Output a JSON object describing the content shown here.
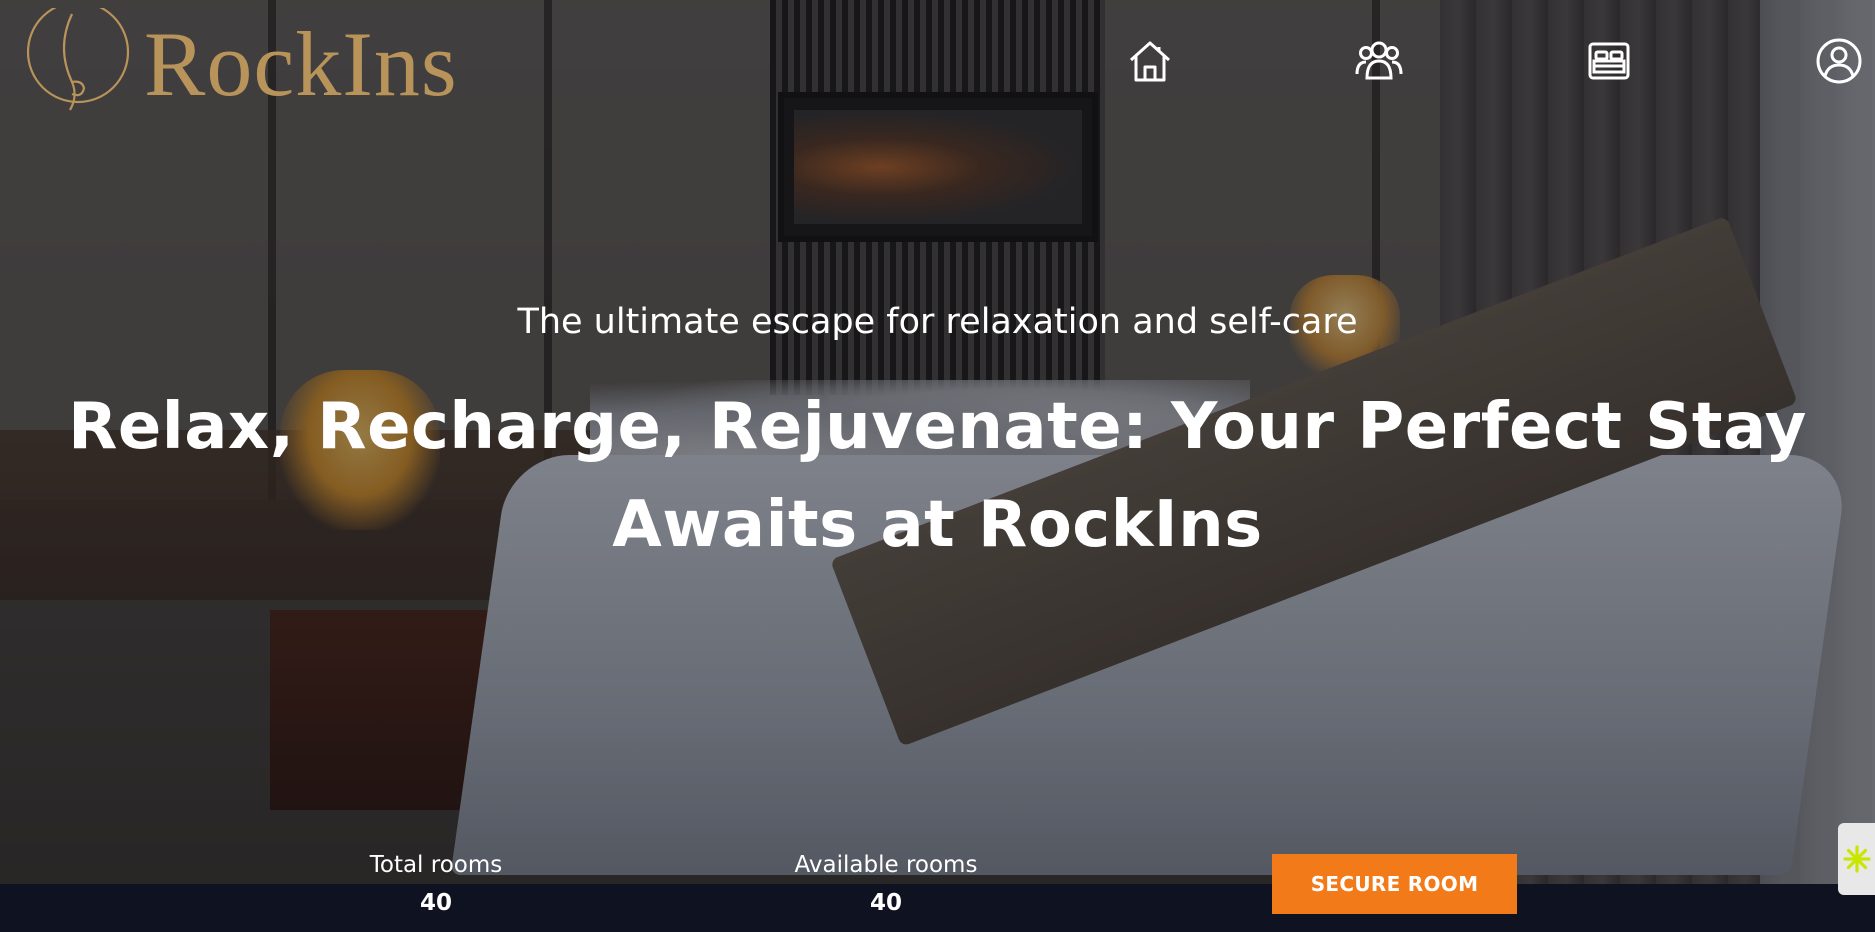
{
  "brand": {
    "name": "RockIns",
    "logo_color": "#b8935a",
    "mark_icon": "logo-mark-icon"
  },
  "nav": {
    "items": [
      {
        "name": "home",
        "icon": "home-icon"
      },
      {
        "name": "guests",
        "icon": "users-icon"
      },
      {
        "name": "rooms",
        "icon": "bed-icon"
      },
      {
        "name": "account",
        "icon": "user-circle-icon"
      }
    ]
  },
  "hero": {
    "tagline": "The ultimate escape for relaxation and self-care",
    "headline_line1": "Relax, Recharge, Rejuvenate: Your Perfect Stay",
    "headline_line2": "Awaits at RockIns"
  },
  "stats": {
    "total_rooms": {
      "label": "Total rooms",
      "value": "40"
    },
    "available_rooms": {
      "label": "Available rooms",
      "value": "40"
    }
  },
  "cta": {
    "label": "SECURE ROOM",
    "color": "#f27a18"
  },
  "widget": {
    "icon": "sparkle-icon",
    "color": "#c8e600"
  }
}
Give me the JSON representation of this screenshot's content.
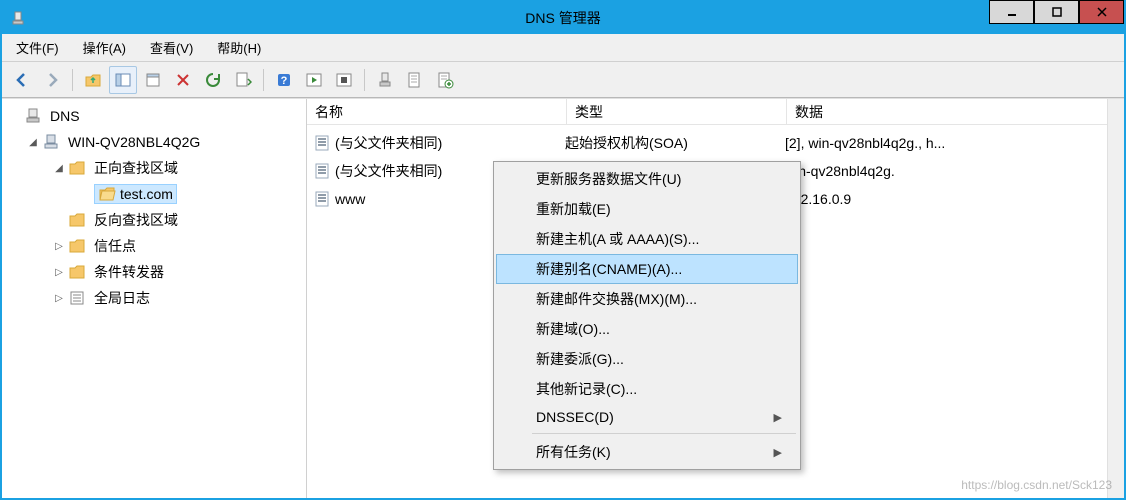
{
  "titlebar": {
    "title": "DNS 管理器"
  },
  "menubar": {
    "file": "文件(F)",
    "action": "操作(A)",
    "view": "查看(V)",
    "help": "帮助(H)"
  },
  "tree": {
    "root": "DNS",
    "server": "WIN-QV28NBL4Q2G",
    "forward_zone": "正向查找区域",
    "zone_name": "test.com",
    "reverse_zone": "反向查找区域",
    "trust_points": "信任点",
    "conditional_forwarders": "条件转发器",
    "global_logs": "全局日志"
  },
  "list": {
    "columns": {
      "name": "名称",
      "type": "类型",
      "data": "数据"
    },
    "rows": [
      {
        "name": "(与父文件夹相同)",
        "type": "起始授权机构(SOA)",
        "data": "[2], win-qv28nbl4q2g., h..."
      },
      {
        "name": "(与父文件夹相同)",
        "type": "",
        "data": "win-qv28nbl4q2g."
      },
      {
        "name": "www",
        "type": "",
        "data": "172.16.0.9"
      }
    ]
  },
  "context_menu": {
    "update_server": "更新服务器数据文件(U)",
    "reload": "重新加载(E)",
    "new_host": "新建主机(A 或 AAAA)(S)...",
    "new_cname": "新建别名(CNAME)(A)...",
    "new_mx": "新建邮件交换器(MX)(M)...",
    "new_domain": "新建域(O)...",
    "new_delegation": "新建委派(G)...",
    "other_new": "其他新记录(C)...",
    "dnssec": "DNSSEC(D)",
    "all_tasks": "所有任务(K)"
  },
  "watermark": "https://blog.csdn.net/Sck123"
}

########

### SHORT PROBLEM
Show all lines above holding "icon".

### EXERCISE RESULT
    "mark_icon": "logo-mark-icon"
        "icon": "home-icon"
        "icon": "users-icon"
        "icon": "bed-icon"
        "icon": "user-circle-icon"
    "icon": "sparkle-icon",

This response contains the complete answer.